%%
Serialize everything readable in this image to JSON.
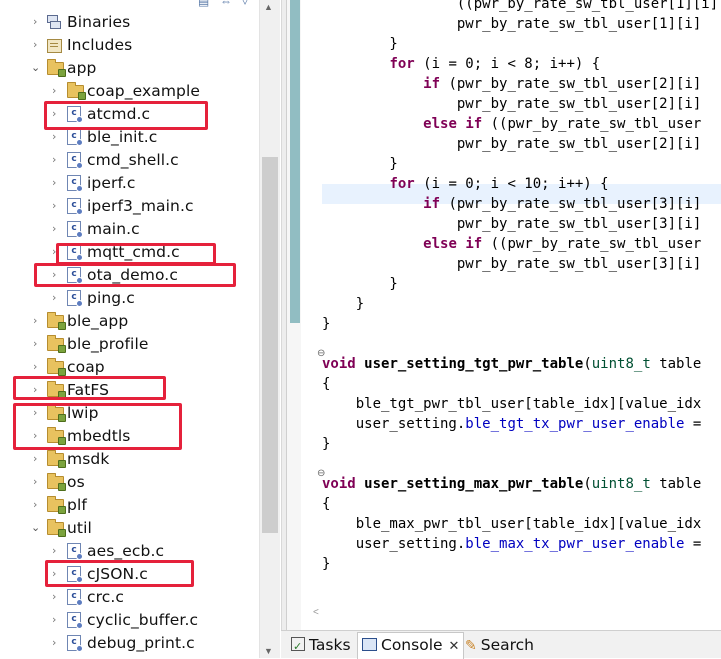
{
  "explorer": {
    "items": [
      {
        "label": "Binaries",
        "kind": "binaries",
        "expanded": false
      },
      {
        "label": "Includes",
        "kind": "includes",
        "expanded": false
      },
      {
        "label": "app",
        "kind": "folder",
        "expanded": true
      },
      {
        "label": "coap_example",
        "kind": "folder",
        "expanded": false
      },
      {
        "label": "atcmd.c",
        "kind": "c-file",
        "expanded": false
      },
      {
        "label": "ble_init.c",
        "kind": "c-file",
        "expanded": false
      },
      {
        "label": "cmd_shell.c",
        "kind": "c-file",
        "expanded": false
      },
      {
        "label": "iperf.c",
        "kind": "c-file",
        "expanded": false
      },
      {
        "label": "iperf3_main.c",
        "kind": "c-file",
        "expanded": false
      },
      {
        "label": "main.c",
        "kind": "c-file",
        "expanded": false
      },
      {
        "label": "mqtt_cmd.c",
        "kind": "c-file",
        "expanded": false
      },
      {
        "label": "ota_demo.c",
        "kind": "c-file",
        "expanded": false
      },
      {
        "label": "ping.c",
        "kind": "c-file",
        "expanded": false
      },
      {
        "label": "ble_app",
        "kind": "folder",
        "expanded": false
      },
      {
        "label": "ble_profile",
        "kind": "folder",
        "expanded": false
      },
      {
        "label": "coap",
        "kind": "folder",
        "expanded": false
      },
      {
        "label": "FatFS",
        "kind": "folder",
        "expanded": false
      },
      {
        "label": "lwip",
        "kind": "folder",
        "expanded": false
      },
      {
        "label": "mbedtls",
        "kind": "folder",
        "expanded": false
      },
      {
        "label": "msdk",
        "kind": "folder",
        "expanded": false
      },
      {
        "label": "os",
        "kind": "folder",
        "expanded": false
      },
      {
        "label": "plf",
        "kind": "folder",
        "expanded": false
      },
      {
        "label": "util",
        "kind": "folder",
        "expanded": true
      },
      {
        "label": "aes_ecb.c",
        "kind": "c-file",
        "expanded": false
      },
      {
        "label": "cJSON.c",
        "kind": "c-file",
        "expanded": false
      },
      {
        "label": "crc.c",
        "kind": "c-file",
        "expanded": false
      },
      {
        "label": "cyclic_buffer.c",
        "kind": "c-file",
        "expanded": false
      },
      {
        "label": "debug_print.c",
        "kind": "c-file",
        "expanded": false
      }
    ],
    "highlight_color": "#e5213b"
  },
  "editor": {
    "lines": [
      "                ((pwr_by_rate_sw_tbl_user[1][i]",
      "                pwr_by_rate_sw_tbl_user[1][i]",
      "        }",
      "        for (i = 0; i < 8; i++) {",
      "            if (pwr_by_rate_sw_tbl_user[2][i]",
      "                pwr_by_rate_sw_tbl_user[2][i]",
      "            else if ((pwr_by_rate_sw_tbl_user",
      "                pwr_by_rate_sw_tbl_user[2][i]",
      "        }",
      "        for (i = 0; i < 10; i++) {",
      "            if (pwr_by_rate_sw_tbl_user[3][i]",
      "                pwr_by_rate_sw_tbl_user[3][i]",
      "            else if ((pwr_by_rate_sw_tbl_user",
      "                pwr_by_rate_sw_tbl_user[3][i]",
      "        }",
      "    }",
      "}",
      "",
      "void user_setting_tgt_pwr_table(uint8_t table",
      "{",
      "    ble_tgt_pwr_tbl_user[table_idx][value_idx",
      "    user_setting.ble_tgt_tx_pwr_user_enable =",
      "}",
      "",
      "void user_setting_max_pwr_table(uint8_t table",
      "{",
      "    ble_max_pwr_tbl_user[table_idx][value_idx",
      "    user_setting.ble_max_tx_pwr_user_enable =",
      "}"
    ],
    "keyword_color": "#7f0055",
    "type_color": "#005032",
    "field_color": "#0000c0",
    "current_line_color": "#e8f2fe"
  },
  "bottom_tabs": [
    {
      "label": "Tasks",
      "icon": "tasks-icon"
    },
    {
      "label": "Console",
      "icon": "console-icon",
      "active": true
    },
    {
      "label": "Search",
      "icon": "search-icon"
    }
  ]
}
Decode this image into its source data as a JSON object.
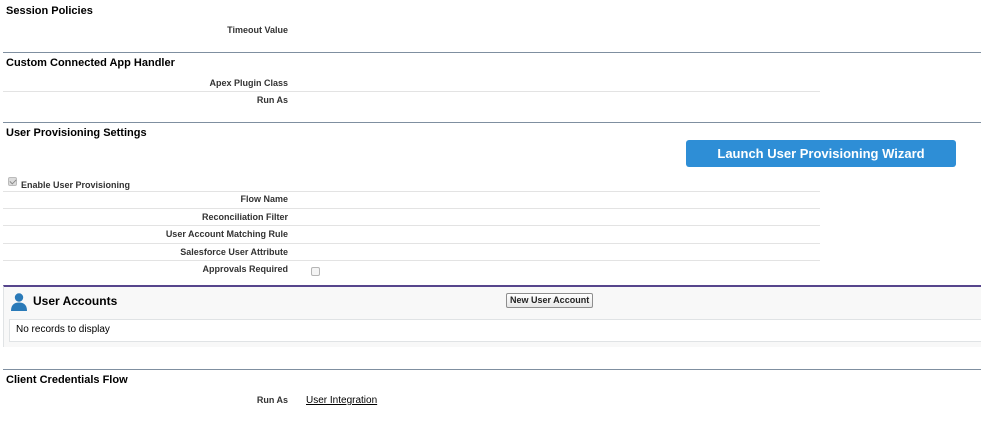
{
  "session_policies": {
    "title": "Session Policies",
    "timeout_value_label": "Timeout Value"
  },
  "connected_app_handler": {
    "title": "Custom Connected App Handler",
    "apex_plugin_class_label": "Apex Plugin Class",
    "run_as_label": "Run As"
  },
  "user_provisioning": {
    "title": "User Provisioning Settings",
    "wizard_button": "Launch User Provisioning Wizard",
    "enable_label": "Enable User Provisioning",
    "enable_checked": true,
    "flow_name_label": "Flow Name",
    "reconciliation_filter_label": "Reconciliation Filter",
    "matching_rule_label": "User Account Matching Rule",
    "sf_user_attribute_label": "Salesforce User Attribute",
    "approvals_required_label": "Approvals Required",
    "approvals_required_checked": false
  },
  "user_accounts": {
    "title": "User Accounts",
    "icon": "user-icon",
    "new_button": "New User Account",
    "empty_message": "No records to display",
    "accent_color": "#56458c"
  },
  "client_credentials": {
    "title": "Client Credentials Flow",
    "run_as_label": "Run As",
    "run_as_value": "User Integration"
  },
  "colors": {
    "primary_button": "#2e8ed6",
    "section_rule": "#7f8fa0"
  }
}
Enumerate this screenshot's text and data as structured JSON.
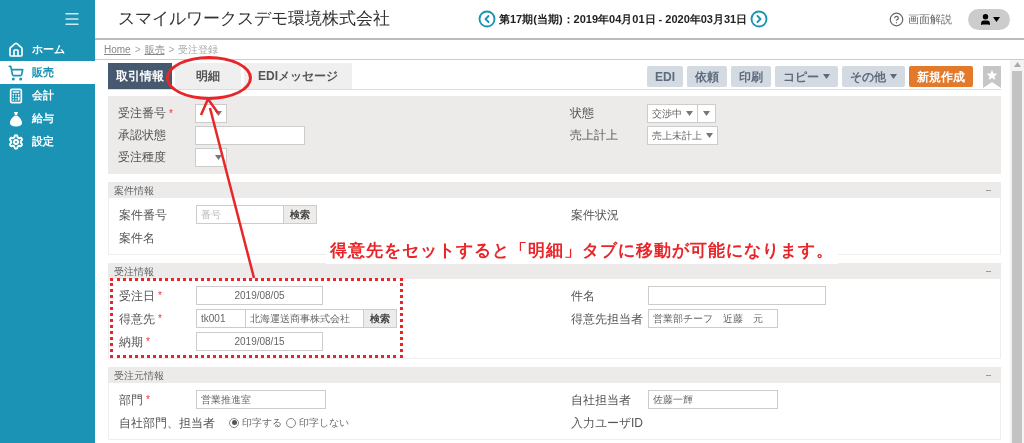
{
  "sidebar": {
    "items": [
      {
        "label": "ホーム",
        "selected": false
      },
      {
        "label": "販売",
        "selected": true
      },
      {
        "label": "会計",
        "selected": false
      },
      {
        "label": "給与",
        "selected": false
      },
      {
        "label": "設定",
        "selected": false
      }
    ]
  },
  "header": {
    "company": "スマイルワークスデモ環境株式会社",
    "period": "第17期(当期)：2019年04月01日 - 2020年03月31日",
    "help": "画面解説"
  },
  "breadcrumb": [
    {
      "label": "Home",
      "kind": "link"
    },
    {
      "label": ">",
      "kind": "separator"
    },
    {
      "label": "販売",
      "kind": "link"
    },
    {
      "label": ">",
      "kind": "separator"
    },
    {
      "label": "受注登録",
      "kind": "current"
    }
  ],
  "tabs": [
    {
      "label": "取引情報",
      "selected": true
    },
    {
      "label": "明細",
      "selected": false
    },
    {
      "label": "EDIメッセージ",
      "selected": false
    }
  ],
  "toolbar": [
    {
      "label": "EDI",
      "kind": "plain",
      "disabled": true
    },
    {
      "label": "依頼",
      "kind": "plain",
      "disabled": true
    },
    {
      "label": "印刷",
      "kind": "plain",
      "disabled": true
    },
    {
      "label": "コピー",
      "kind": "dropdown",
      "disabled": true
    },
    {
      "label": "その他",
      "kind": "dropdown",
      "disabled": true
    },
    {
      "label": "新規作成",
      "kind": "primary",
      "disabled": false
    }
  ],
  "header_panel": {
    "left": [
      {
        "label": "受注番号",
        "required_mark": "*",
        "kind": "select"
      },
      {
        "label": "承認状態",
        "kind": "input",
        "disabled": true
      },
      {
        "label": "受注種度",
        "kind": "select"
      }
    ],
    "right": [
      {
        "label": "状態",
        "kind": "double-select",
        "value": "交渉中"
      },
      {
        "label": "売上計上",
        "kind": "select",
        "value": "売上未計上"
      }
    ]
  },
  "sections": [
    {
      "title": "案件情報",
      "left": [
        {
          "label": "案件番号",
          "kind": "search-input",
          "placeholder": "番号",
          "button": "検索"
        },
        {
          "label": "案件名",
          "kind": "none"
        }
      ],
      "right": [
        {
          "label": "案件状況",
          "kind": "none"
        }
      ]
    },
    {
      "title": "受注情報",
      "left": [
        {
          "label": "受注日",
          "required_mark": "*",
          "kind": "date",
          "value": "2019/08/05"
        },
        {
          "label": "得意先",
          "required_mark": "*",
          "kind": "customer",
          "code": "tk001",
          "value": "北海運送商事株式会社",
          "button": "検索"
        },
        {
          "label": "納期",
          "required_mark": "*",
          "kind": "date",
          "value": "2019/08/15"
        }
      ],
      "right": [
        {
          "label": "件名",
          "kind": "wide-input"
        },
        {
          "label": "得意先担当者",
          "kind": "input",
          "value": "営業部チーフ　近藤　元"
        }
      ]
    },
    {
      "title": "受注元情報",
      "left": [
        {
          "label": "部門",
          "required_mark": "*",
          "kind": "input",
          "value": "営業推進室"
        },
        {
          "label": "自社部門、担当者",
          "kind": "radio",
          "options": [
            {
              "label": "印字する",
              "selected": true
            },
            {
              "label": "印字しない",
              "selected": false
            }
          ]
        }
      ],
      "right": [
        {
          "label": "自社担当者",
          "kind": "input",
          "value": "佐藤一輝"
        },
        {
          "label": "入力ユーザID",
          "kind": "none"
        }
      ]
    }
  ],
  "annotation": {
    "text": "得意先をセットすると「明細」タブに移動が可能になります。"
  }
}
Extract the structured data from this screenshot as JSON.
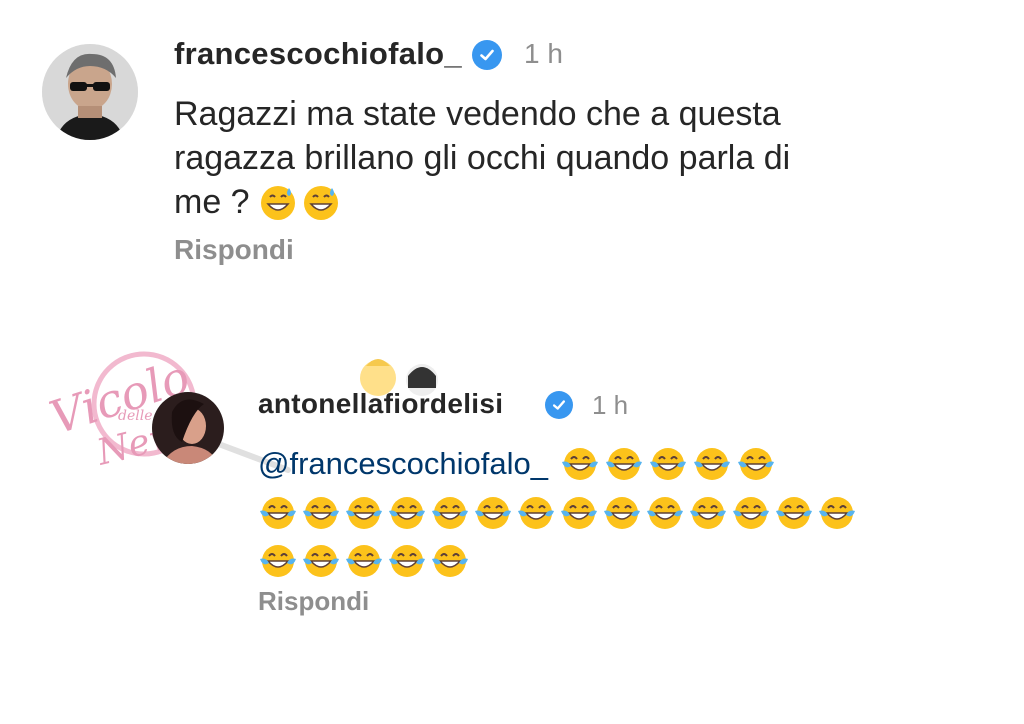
{
  "comments": [
    {
      "username": "francescochiofalo_",
      "time": "1 h",
      "verified": true,
      "text_lines": [
        "Ragazzi ma state vedendo che a questa",
        "ragazza brillano gli occhi quando parla di",
        "me ?"
      ],
      "emojis": [
        "grinning-sweat-emoji",
        "grinning-sweat-emoji"
      ],
      "reply_label": "Rispondi"
    },
    {
      "username": "antonellafiordelisi",
      "time": "1 h",
      "verified": true,
      "mention": "@francescochiofalo_",
      "emoji_rows": [
        5,
        14,
        5
      ],
      "emoji_name": "tears-of-joy-emoji",
      "reply_label": "Rispondi"
    }
  ],
  "watermark": {
    "text_main": "Vicolo",
    "text_small": "delle",
    "text_end": "News"
  },
  "colors": {
    "verified": "#3897f0",
    "text": "#262626",
    "muted": "#8e8e8e",
    "mention": "#00376b",
    "watermark": "#e79ab8"
  }
}
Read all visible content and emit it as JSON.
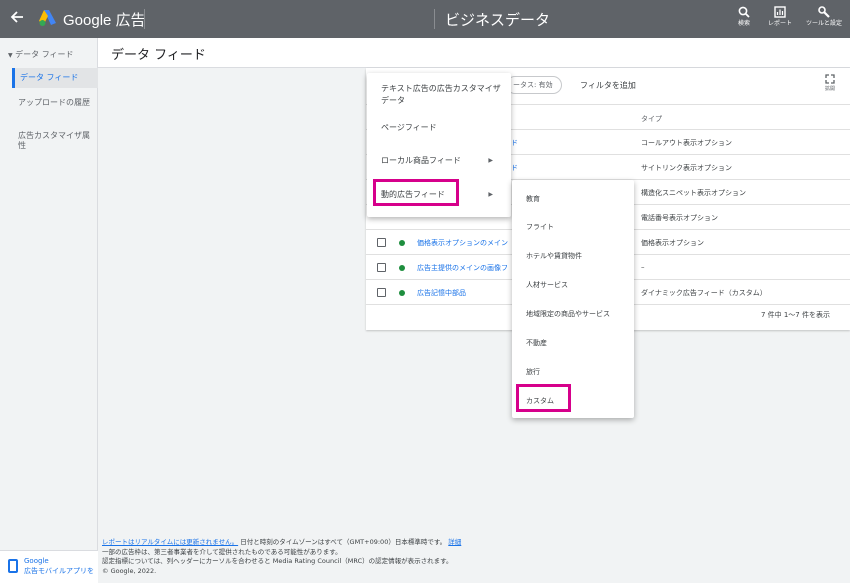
{
  "topbar": {
    "back_icon": "arrow-left-icon",
    "brand": "Google 広告",
    "page": "ビジネスデータ",
    "tools": [
      {
        "icon": "search-icon",
        "label": "検索"
      },
      {
        "icon": "report-icon",
        "label": "レポート"
      },
      {
        "icon": "wrench-icon",
        "label": "ツールと設定"
      }
    ]
  },
  "page_title": "データ フィード",
  "sidebar": {
    "section": "データ フィード",
    "items": [
      {
        "label": "データ フィード"
      },
      {
        "label": "アップロードの履歴"
      },
      {
        "label": "広告カスタマイザ属性"
      }
    ],
    "footer": {
      "line1": "Google",
      "line2": "広告モバイルアプリを"
    }
  },
  "filter": {
    "chip": "ータス: 有効",
    "add": "フィルタを追加",
    "expand_label": "拡開"
  },
  "table": {
    "type_header": "タイプ",
    "rows": [
      {
        "name": "ド",
        "type": "コールアウト表示オプション",
        "show_controls": false
      },
      {
        "name": "ド",
        "type": "サイトリンク表示オプション",
        "show_controls": false
      },
      {
        "name": "",
        "type": "構造化スニペット表示オプション",
        "show_controls": false
      },
      {
        "name": "",
        "type": "電話番号表示オプション",
        "show_controls": false
      },
      {
        "name": "価格表示オプションのメイン",
        "type": "価格表示オプション",
        "show_controls": true
      },
      {
        "name": "広告主提供のメインの画像フ",
        "type": "–",
        "show_controls": true
      },
      {
        "name": "広告記憶中部品",
        "type": "ダイナミック広告フィード（カスタム）",
        "show_controls": true
      }
    ],
    "pager": "7 件中 1〜7 件を表示"
  },
  "menu1": {
    "items": [
      {
        "label": "テキスト広告の広告カスタマイザ データ",
        "submenu": false
      },
      {
        "label": "ページフィード",
        "submenu": false
      },
      {
        "label": "ローカル商品フィード",
        "submenu": true
      },
      {
        "label": "動的広告フィード",
        "submenu": true
      }
    ]
  },
  "menu2": {
    "items": [
      "教育",
      "フライト",
      "ホテルや賃貸物件",
      "人材サービス",
      "地域限定の商品やサービス",
      "不動産",
      "旅行",
      "カスタム"
    ]
  },
  "footer": {
    "link1": "レポートはリアルタイムには更新されません。",
    "text1": "日付と時刻のタイムゾーンはすべて（GMT+09:00）日本標準時です。",
    "link2": "詳細",
    "line2": "一部の広告枠は、第三者事業者を介して提供されたものである可能性があります。",
    "line3": "認定指標については、列ヘッダーにカーソルを合わせると Media Rating Council（MRC）の認定情報が表示されます。",
    "line4": "© Google, 2022."
  },
  "colors": {
    "accent": "#1a73e8",
    "highlight": "#d6008b",
    "topbar": "#5f6368",
    "status": "#1e8e3e"
  }
}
%%
* WORK TO DO *
Report each line in the preceding entries that holds the string "structured".

* PROBLEM SOLUTION *
Enumerate this screenshot's text and data as structured JSON.
Extract the structured data from this screenshot as JSON.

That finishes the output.